Your goal:
Copy out each line below exactly as it appears.

Material shown:
○ ○ ○ ○ ○

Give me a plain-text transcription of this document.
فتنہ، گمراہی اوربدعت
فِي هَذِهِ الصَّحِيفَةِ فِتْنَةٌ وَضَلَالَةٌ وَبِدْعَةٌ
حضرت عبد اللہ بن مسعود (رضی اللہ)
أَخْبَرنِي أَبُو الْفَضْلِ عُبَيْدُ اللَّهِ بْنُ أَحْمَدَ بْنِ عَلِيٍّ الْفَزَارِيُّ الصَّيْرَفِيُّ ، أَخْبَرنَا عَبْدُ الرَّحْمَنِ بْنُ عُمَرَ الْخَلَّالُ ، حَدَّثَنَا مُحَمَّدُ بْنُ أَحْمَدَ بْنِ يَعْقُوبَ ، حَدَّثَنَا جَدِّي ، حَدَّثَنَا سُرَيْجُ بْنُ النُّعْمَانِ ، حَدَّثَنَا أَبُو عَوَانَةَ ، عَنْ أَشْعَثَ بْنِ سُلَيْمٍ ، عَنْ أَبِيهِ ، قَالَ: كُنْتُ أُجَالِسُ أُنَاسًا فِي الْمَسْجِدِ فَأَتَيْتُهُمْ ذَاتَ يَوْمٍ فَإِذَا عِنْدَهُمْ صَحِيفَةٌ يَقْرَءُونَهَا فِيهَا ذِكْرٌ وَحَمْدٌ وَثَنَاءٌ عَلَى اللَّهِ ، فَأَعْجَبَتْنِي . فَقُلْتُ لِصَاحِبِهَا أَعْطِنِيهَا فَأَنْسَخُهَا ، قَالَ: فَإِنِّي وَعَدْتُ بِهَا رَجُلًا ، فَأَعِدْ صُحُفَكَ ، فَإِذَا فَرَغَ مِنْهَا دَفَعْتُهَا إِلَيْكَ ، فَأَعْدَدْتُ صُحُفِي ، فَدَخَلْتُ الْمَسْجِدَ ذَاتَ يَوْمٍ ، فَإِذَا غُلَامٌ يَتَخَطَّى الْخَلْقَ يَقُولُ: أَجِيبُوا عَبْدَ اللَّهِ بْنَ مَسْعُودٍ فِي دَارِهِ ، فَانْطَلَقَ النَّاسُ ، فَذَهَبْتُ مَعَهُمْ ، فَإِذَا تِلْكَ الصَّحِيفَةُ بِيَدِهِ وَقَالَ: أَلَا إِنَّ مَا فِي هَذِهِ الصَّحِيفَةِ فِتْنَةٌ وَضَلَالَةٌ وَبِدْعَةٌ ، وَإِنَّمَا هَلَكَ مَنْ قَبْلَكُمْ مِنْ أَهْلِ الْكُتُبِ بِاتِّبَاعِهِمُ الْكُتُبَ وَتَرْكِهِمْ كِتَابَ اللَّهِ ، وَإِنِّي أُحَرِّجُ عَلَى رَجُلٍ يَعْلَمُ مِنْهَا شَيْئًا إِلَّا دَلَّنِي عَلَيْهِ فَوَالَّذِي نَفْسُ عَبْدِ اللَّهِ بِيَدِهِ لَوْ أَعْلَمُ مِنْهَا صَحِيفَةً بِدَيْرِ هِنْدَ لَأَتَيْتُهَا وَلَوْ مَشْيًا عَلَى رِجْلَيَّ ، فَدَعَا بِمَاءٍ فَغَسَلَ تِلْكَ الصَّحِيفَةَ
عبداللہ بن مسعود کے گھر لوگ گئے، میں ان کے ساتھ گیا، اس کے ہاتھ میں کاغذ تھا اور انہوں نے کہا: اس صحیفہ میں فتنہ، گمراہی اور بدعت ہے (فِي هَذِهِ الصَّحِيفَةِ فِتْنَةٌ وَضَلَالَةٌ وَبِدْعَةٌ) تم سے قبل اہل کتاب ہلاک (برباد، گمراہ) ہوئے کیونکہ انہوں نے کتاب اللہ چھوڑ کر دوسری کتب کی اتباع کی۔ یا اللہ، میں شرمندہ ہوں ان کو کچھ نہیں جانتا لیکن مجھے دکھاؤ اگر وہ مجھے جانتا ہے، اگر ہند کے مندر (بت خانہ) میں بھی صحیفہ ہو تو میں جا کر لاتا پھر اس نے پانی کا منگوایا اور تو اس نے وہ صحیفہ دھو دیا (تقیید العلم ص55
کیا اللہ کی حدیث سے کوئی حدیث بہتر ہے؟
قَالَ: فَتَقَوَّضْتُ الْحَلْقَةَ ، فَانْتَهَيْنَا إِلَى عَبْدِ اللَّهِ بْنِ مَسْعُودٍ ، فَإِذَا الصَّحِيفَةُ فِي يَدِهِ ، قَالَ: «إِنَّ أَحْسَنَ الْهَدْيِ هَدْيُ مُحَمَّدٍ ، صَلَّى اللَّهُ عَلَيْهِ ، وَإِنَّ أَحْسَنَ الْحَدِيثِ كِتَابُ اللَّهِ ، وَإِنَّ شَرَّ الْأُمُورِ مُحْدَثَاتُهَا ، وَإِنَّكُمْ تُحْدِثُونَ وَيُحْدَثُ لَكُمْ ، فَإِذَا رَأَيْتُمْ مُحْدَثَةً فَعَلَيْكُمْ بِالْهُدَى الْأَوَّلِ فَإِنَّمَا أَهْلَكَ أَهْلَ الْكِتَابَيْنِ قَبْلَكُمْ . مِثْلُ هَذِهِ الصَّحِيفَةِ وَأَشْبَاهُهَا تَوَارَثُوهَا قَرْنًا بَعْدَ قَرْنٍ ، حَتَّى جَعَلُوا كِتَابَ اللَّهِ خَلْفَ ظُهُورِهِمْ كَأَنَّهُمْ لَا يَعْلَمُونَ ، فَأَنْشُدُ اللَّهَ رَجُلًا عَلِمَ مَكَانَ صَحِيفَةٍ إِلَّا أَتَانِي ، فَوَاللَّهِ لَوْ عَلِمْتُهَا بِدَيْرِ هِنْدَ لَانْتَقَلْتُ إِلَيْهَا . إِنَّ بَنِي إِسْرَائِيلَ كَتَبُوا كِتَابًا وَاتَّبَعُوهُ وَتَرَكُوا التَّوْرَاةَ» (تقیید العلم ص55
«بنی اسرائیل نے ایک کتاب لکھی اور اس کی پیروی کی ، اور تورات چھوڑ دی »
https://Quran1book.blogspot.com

○ ○ ○ ○ ○

Solution to the problem:
Give me a plain-text transcription of this document.
فتنہ، گمراہی اوربدعت
فِي هَذِهِ الصَّحِيفَةِ فِتْنَةٌ وَضَلَالَةٌ وَبِدْعَةٌ
حضرت عبد اللہ بن مسعود (رضی اللہ)
أَخْبَرنِي أَبُو الْفَضْلِ عُبَيْدُ اللَّهِ بْنُ أَحْمَدَ بْنِ عَلِيٍّ الْفَزَارِيُّ الصَّيْرَفِيُّ ، أَخْبَرنَا عَبْدُ الرَّحْمَنِ بْنُ عُمَرَ الْخَلَّالُ ، حَدَّثَنَا مُحَمَّدُ بْنُ أَحْمَدَ بْنِ يَعْقُوبَ ، حَدَّثَنَا جَدِّي ، حَدَّثَنَا سُرَيْجُ بْنُ النُّعْمَانِ ، حَدَّثَنَا أَبُو عَوَانَةَ ، عَنْ أَشْعَثَ بْنِ سُلَيْمٍ ، عَنْ أَبِيهِ ، قَالَ: كُنْتُ أُجَالِسُ أُنَاسًا فِي الْمَسْجِدِ فَأَتَيْتُهُمْ ذَاتَ يَوْمٍ فَإِذَا عِنْدَهُمْ صَحِيفَةٌ يَقْرَءُونَهَا فِيهَا ذِكْرٌ وَحَمْدٌ وَثَنَاءٌ عَلَى اللَّهِ ، فَأَعْجَبَتْنِي . فَقُلْتُ لِصَاحِبِهَا أَعْطِنِيهَا فَأَنْسَخُهَا ، قَالَ: فَإِنِّي وَعَدْتُ بِهَا رَجُلًا ، فَأَعِدْ صُحُفَكَ ، فَإِذَا فَرَغَ مِنْهَا دَفَعْتُهَا إِلَيْكَ ، فَأَعْدَدْتُ صُحُفِي ، فَدَخَلْتُ الْمَسْجِدَ ذَاتَ يَوْمٍ ، فَإِذَا غُلَامٌ يَتَخَطَّى الْخَلْقَ يَقُولُ: أَجِيبُوا عَبْدَ اللَّهِ بْنَ مَسْعُودٍ فِي دَارِهِ ، فَانْطَلَقَ النَّاسُ ، فَذَهَبْتُ مَعَهُمْ ، فَإِذَا تِلْكَ الصَّحِيفَةُ بِيَدِهِ وَقَالَ: أَلَا إِنَّ مَا فِي هَذِهِ الصَّحِيفَةِ فِتْنَةٌ وَضَلَالَةٌ وَبِدْعَةٌ ، وَإِنَّمَا هَلَكَ مَنْ قَبْلَكُمْ مِنْ أَهْلِ الْكُتُبِ بِاتِّبَاعِهِمُ الْكُتُبَ وَتَرْكِهِمْ كِتَابَ اللَّهِ ، وَإِنِّي أُحَرِّجُ عَلَى رَجُلٍ يَعْلَمُ مِنْهَا شَيْئًا إِلَّا دَلَّنِي عَلَيْهِ فَوَالَّذِي نَفْسُ عَبْدِ اللَّهِ بِيَدِهِ لَوْ أَعْلَمُ مِنْهَا صَحِيفَةً بِدَيْرِ هِنْدَ لَأَتَيْتُهَا وَلَوْ مَشْيًا عَلَى رِجْلَيَّ ، فَدَعَا بِمَاءٍ فَغَسَلَ تِلْكَ الصَّحِيفَةَ
عبداللہ بن مسعود کے گھر لوگ گئے، میں ان کے ساتھ گیا، اس کے ہاتھ میں کاغذ تھا اور انہوں نے کہا: اس صحیفہ میں فتنہ، گمراہی اور بدعت ہے (فِي هَذِهِ الصَّحِيفَةِ فِتْنَةٌ وَضَلَالَةٌ وَبِدْعَةٌ) تم سے قبل اہل کتاب ہلاک (برباد، گمراہ) ہوئے کیونکہ انہوں نے کتاب اللہ چھوڑ کر دوسری کتب کی اتباع کی۔ یا اللہ، میں شرمندہ ہوں ان کو کچھ نہیں جانتا لیکن مجھے دکھاؤ اگر وہ مجھے جانتا ہے، اگر ہند کے مندر (بت خانہ) میں بھی صحیفہ ہو تو میں جا کر لاتا پھر اس نے پانی کا منگوایا اور تو اس نے وہ صحیفہ دھو دیا (تقیید العلم ص55
کیا اللہ کی حدیث سے کوئی حدیث بہتر ہے؟
قَالَ: فَتَقَوَّضْتُ الْحَلْقَةَ ، فَانْتَهَيْنَا إِلَى عَبْدِ اللَّهِ بْنِ مَسْعُودٍ ، فَإِذَا الصَّحِيفَةُ فِي يَدِهِ ، قَالَ: «إِنَّ أَحْسَنَ الْهَدْيِ هَدْيُ مُحَمَّدٍ ، صَلَّى اللَّهُ عَلَيْهِ ، وَإِنَّ أَحْسَنَ الْحَدِيثِ كِتَابُ اللَّهِ ، وَإِنَّ شَرَّ الْأُمُورِ مُحْدَثَاتُهَا ، وَإِنَّكُمْ تُحْدِثُونَ وَيُحْدَثُ لَكُمْ ، فَإِذَا رَأَيْتُمْ مُحْدَثَةً فَعَلَيْكُمْ بِالْهُدَى الْأَوَّلِ فَإِنَّمَا أَهْلَكَ أَهْلَ الْكِتَابَيْنِ قَبْلَكُمْ . مِثْلُ هَذِهِ الصَّحِيفَةِ وَأَشْبَاهُهَا تَوَارَثُوهَا قَرْنًا بَعْدَ قَرْنٍ ، حَتَّى جَعَلُوا كِتَابَ اللَّهِ خَلْفَ ظُهُورِهِمْ كَأَنَّهُمْ لَا يَعْلَمُونَ ، فَأَنْشُدُ اللَّهَ رَجُلًا عَلِمَ مَكَانَ صَحِيفَةٍ إِلَّا أَتَانِي ، فَوَاللَّهِ لَوْ عَلِمْتُهَا بِدَيْرِ هِنْدَ لَانْتَقَلْتُ إِلَيْهَا . إِنَّ بَنِي إِسْرَائِيلَ كَتَبُوا كِتَابًا وَاتَّبَعُوهُ وَتَرَكُوا التَّوْرَاةَ» (تقیید العلم ص55
«بنی اسرائیل نے ایک کتاب لکھی اور اس کی پیروی کی ، اور تورات چھوڑ دی »
https://Quran1book.blogspot.com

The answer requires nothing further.